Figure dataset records
• • • •

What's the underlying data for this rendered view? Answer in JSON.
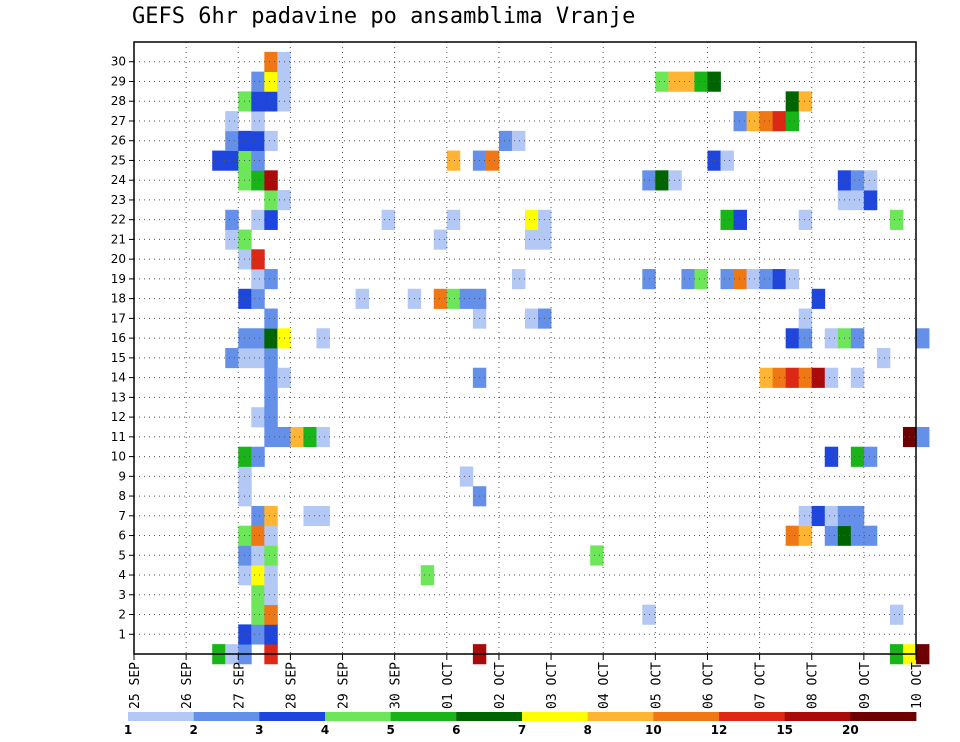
{
  "title": "GEFS 6hr padavine po ansamblima Vranje",
  "chart_data": {
    "type": "heatmap",
    "title": "GEFS 6hr padavine po ansamblima Vranje",
    "x_tick_labels": [
      "25 SEP",
      "26 SEP",
      "27 SEP",
      "28 SEP",
      "29 SEP",
      "30 SEP",
      "01 OCT",
      "02 OCT",
      "03 OCT",
      "04 OCT",
      "05 OCT",
      "06 OCT",
      "07 OCT",
      "08 OCT",
      "09 OCT",
      "10 OCT"
    ],
    "y_tick_labels": [
      "1",
      "2",
      "3",
      "4",
      "5",
      "6",
      "7",
      "8",
      "9",
      "10",
      "11",
      "12",
      "13",
      "14",
      "15",
      "16",
      "17",
      "18",
      "19",
      "20",
      "21",
      "22",
      "23",
      "24",
      "25",
      "26",
      "27",
      "28",
      "29",
      "30"
    ],
    "y_range": [
      0,
      30
    ],
    "x_steps_per_day": 4,
    "grid": true,
    "legend_placement": "bottom",
    "color_scale": {
      "colors": [
        "#b4c8f5",
        "#6490ea",
        "#1e46dc",
        "#6ee65a",
        "#18b418",
        "#006400",
        "#ffff00",
        "#ffb432",
        "#f07814",
        "#dc2814",
        "#aa0a0a",
        "#6e0000"
      ],
      "labels": [
        "1",
        "2",
        "3",
        "4",
        "5",
        "6",
        "7",
        "8",
        "10",
        "12",
        "15",
        "20"
      ]
    },
    "cells": [
      [
        0,
        6,
        5
      ],
      [
        0,
        7,
        1
      ],
      [
        0,
        8,
        2
      ],
      [
        0,
        10,
        10
      ],
      [
        0,
        26,
        11
      ],
      [
        0,
        58,
        5
      ],
      [
        0,
        59,
        7
      ],
      [
        0,
        60,
        12
      ],
      [
        1,
        8,
        3
      ],
      [
        1,
        9,
        2
      ],
      [
        1,
        10,
        3
      ],
      [
        2,
        9,
        4
      ],
      [
        2,
        10,
        9
      ],
      [
        2,
        39,
        1
      ],
      [
        2,
        58,
        1
      ],
      [
        3,
        9,
        4
      ],
      [
        3,
        10,
        1
      ],
      [
        4,
        8,
        1
      ],
      [
        4,
        9,
        7
      ],
      [
        4,
        10,
        1
      ],
      [
        4,
        22,
        4
      ],
      [
        5,
        8,
        2
      ],
      [
        5,
        9,
        1
      ],
      [
        5,
        10,
        4
      ],
      [
        5,
        35,
        4
      ],
      [
        6,
        8,
        4
      ],
      [
        6,
        9,
        9
      ],
      [
        6,
        10,
        1
      ],
      [
        6,
        50,
        9
      ],
      [
        6,
        51,
        8
      ],
      [
        6,
        53,
        2
      ],
      [
        6,
        54,
        6
      ],
      [
        6,
        55,
        2
      ],
      [
        6,
        56,
        2
      ],
      [
        7,
        9,
        2
      ],
      [
        7,
        10,
        8
      ],
      [
        7,
        13,
        1
      ],
      [
        7,
        14,
        1
      ],
      [
        7,
        51,
        1
      ],
      [
        7,
        52,
        3
      ],
      [
        7,
        53,
        1
      ],
      [
        7,
        54,
        2
      ],
      [
        7,
        55,
        2
      ],
      [
        8,
        8,
        1
      ],
      [
        8,
        26,
        2
      ],
      [
        9,
        8,
        1
      ],
      [
        9,
        25,
        1
      ],
      [
        10,
        8,
        5
      ],
      [
        10,
        9,
        2
      ],
      [
        10,
        53,
        3
      ],
      [
        10,
        55,
        5
      ],
      [
        10,
        56,
        2
      ],
      [
        11,
        10,
        2
      ],
      [
        11,
        11,
        2
      ],
      [
        11,
        12,
        8
      ],
      [
        11,
        13,
        5
      ],
      [
        11,
        14,
        1
      ],
      [
        11,
        59,
        12
      ],
      [
        11,
        60,
        2
      ],
      [
        12,
        9,
        1
      ],
      [
        12,
        10,
        2
      ],
      [
        13,
        10,
        2
      ],
      [
        14,
        10,
        2
      ],
      [
        14,
        11,
        1
      ],
      [
        14,
        26,
        2
      ],
      [
        14,
        48,
        8
      ],
      [
        14,
        49,
        9
      ],
      [
        14,
        50,
        10
      ],
      [
        14,
        51,
        9
      ],
      [
        14,
        52,
        11
      ],
      [
        14,
        53,
        1
      ],
      [
        14,
        55,
        1
      ],
      [
        15,
        7,
        2
      ],
      [
        15,
        8,
        1
      ],
      [
        15,
        9,
        1
      ],
      [
        15,
        10,
        2
      ],
      [
        15,
        57,
        1
      ],
      [
        16,
        8,
        2
      ],
      [
        16,
        9,
        2
      ],
      [
        16,
        10,
        6
      ],
      [
        16,
        11,
        7
      ],
      [
        16,
        14,
        1
      ],
      [
        16,
        50,
        3
      ],
      [
        16,
        51,
        2
      ],
      [
        16,
        53,
        1
      ],
      [
        16,
        54,
        4
      ],
      [
        16,
        55,
        2
      ],
      [
        16,
        60,
        2
      ],
      [
        17,
        10,
        2
      ],
      [
        17,
        26,
        1
      ],
      [
        17,
        30,
        1
      ],
      [
        17,
        31,
        2
      ],
      [
        17,
        51,
        1
      ],
      [
        18,
        8,
        3
      ],
      [
        18,
        9,
        2
      ],
      [
        18,
        17,
        1
      ],
      [
        18,
        21,
        1
      ],
      [
        18,
        23,
        9
      ],
      [
        18,
        24,
        4
      ],
      [
        18,
        25,
        2
      ],
      [
        18,
        26,
        2
      ],
      [
        18,
        52,
        3
      ],
      [
        19,
        9,
        1
      ],
      [
        19,
        10,
        2
      ],
      [
        19,
        29,
        1
      ],
      [
        19,
        39,
        2
      ],
      [
        19,
        42,
        2
      ],
      [
        19,
        43,
        4
      ],
      [
        19,
        45,
        2
      ],
      [
        19,
        46,
        9
      ],
      [
        19,
        47,
        1
      ],
      [
        19,
        48,
        2
      ],
      [
        19,
        49,
        3
      ],
      [
        19,
        50,
        1
      ],
      [
        20,
        8,
        1
      ],
      [
        20,
        9,
        10
      ],
      [
        21,
        7,
        1
      ],
      [
        21,
        8,
        4
      ],
      [
        21,
        23,
        1
      ],
      [
        21,
        30,
        1
      ],
      [
        21,
        31,
        1
      ],
      [
        22,
        7,
        2
      ],
      [
        22,
        9,
        1
      ],
      [
        22,
        10,
        3
      ],
      [
        22,
        19,
        1
      ],
      [
        22,
        24,
        1
      ],
      [
        22,
        30,
        7
      ],
      [
        22,
        31,
        1
      ],
      [
        22,
        45,
        5
      ],
      [
        22,
        46,
        3
      ],
      [
        22,
        51,
        1
      ],
      [
        22,
        58,
        4
      ],
      [
        23,
        10,
        4
      ],
      [
        23,
        11,
        1
      ],
      [
        23,
        54,
        1
      ],
      [
        23,
        55,
        1
      ],
      [
        23,
        56,
        3
      ],
      [
        24,
        8,
        4
      ],
      [
        24,
        9,
        5
      ],
      [
        24,
        10,
        11
      ],
      [
        24,
        39,
        2
      ],
      [
        24,
        40,
        6
      ],
      [
        24,
        41,
        1
      ],
      [
        24,
        54,
        3
      ],
      [
        24,
        55,
        2
      ],
      [
        24,
        56,
        1
      ],
      [
        25,
        6,
        3
      ],
      [
        25,
        7,
        3
      ],
      [
        25,
        8,
        4
      ],
      [
        25,
        9,
        2
      ],
      [
        25,
        24,
        8
      ],
      [
        25,
        26,
        2
      ],
      [
        25,
        27,
        9
      ],
      [
        25,
        44,
        3
      ],
      [
        25,
        45,
        1
      ],
      [
        26,
        7,
        2
      ],
      [
        26,
        8,
        3
      ],
      [
        26,
        9,
        3
      ],
      [
        26,
        10,
        1
      ],
      [
        26,
        28,
        2
      ],
      [
        26,
        29,
        1
      ],
      [
        27,
        7,
        1
      ],
      [
        27,
        9,
        1
      ],
      [
        27,
        46,
        2
      ],
      [
        27,
        47,
        8
      ],
      [
        27,
        48,
        9
      ],
      [
        27,
        49,
        10
      ],
      [
        27,
        50,
        5
      ],
      [
        28,
        8,
        4
      ],
      [
        28,
        9,
        3
      ],
      [
        28,
        10,
        3
      ],
      [
        28,
        11,
        1
      ],
      [
        28,
        50,
        6
      ],
      [
        28,
        51,
        8
      ],
      [
        29,
        9,
        2
      ],
      [
        29,
        10,
        7
      ],
      [
        29,
        11,
        1
      ],
      [
        29,
        40,
        4
      ],
      [
        29,
        41,
        8
      ],
      [
        29,
        42,
        8
      ],
      [
        29,
        43,
        5
      ],
      [
        29,
        44,
        6
      ],
      [
        30,
        10,
        9
      ],
      [
        30,
        11,
        1
      ]
    ]
  }
}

• • • •

### WORK TO COMPLETE
Within the listing above, copy each line that has the string "GEFS".

### OUTPUT OF THE TASK
  "title": "GEFS 6hr padavine po ansamblima Vranje",
    "title": "GEFS 6hr padavine po ansamblima Vranje",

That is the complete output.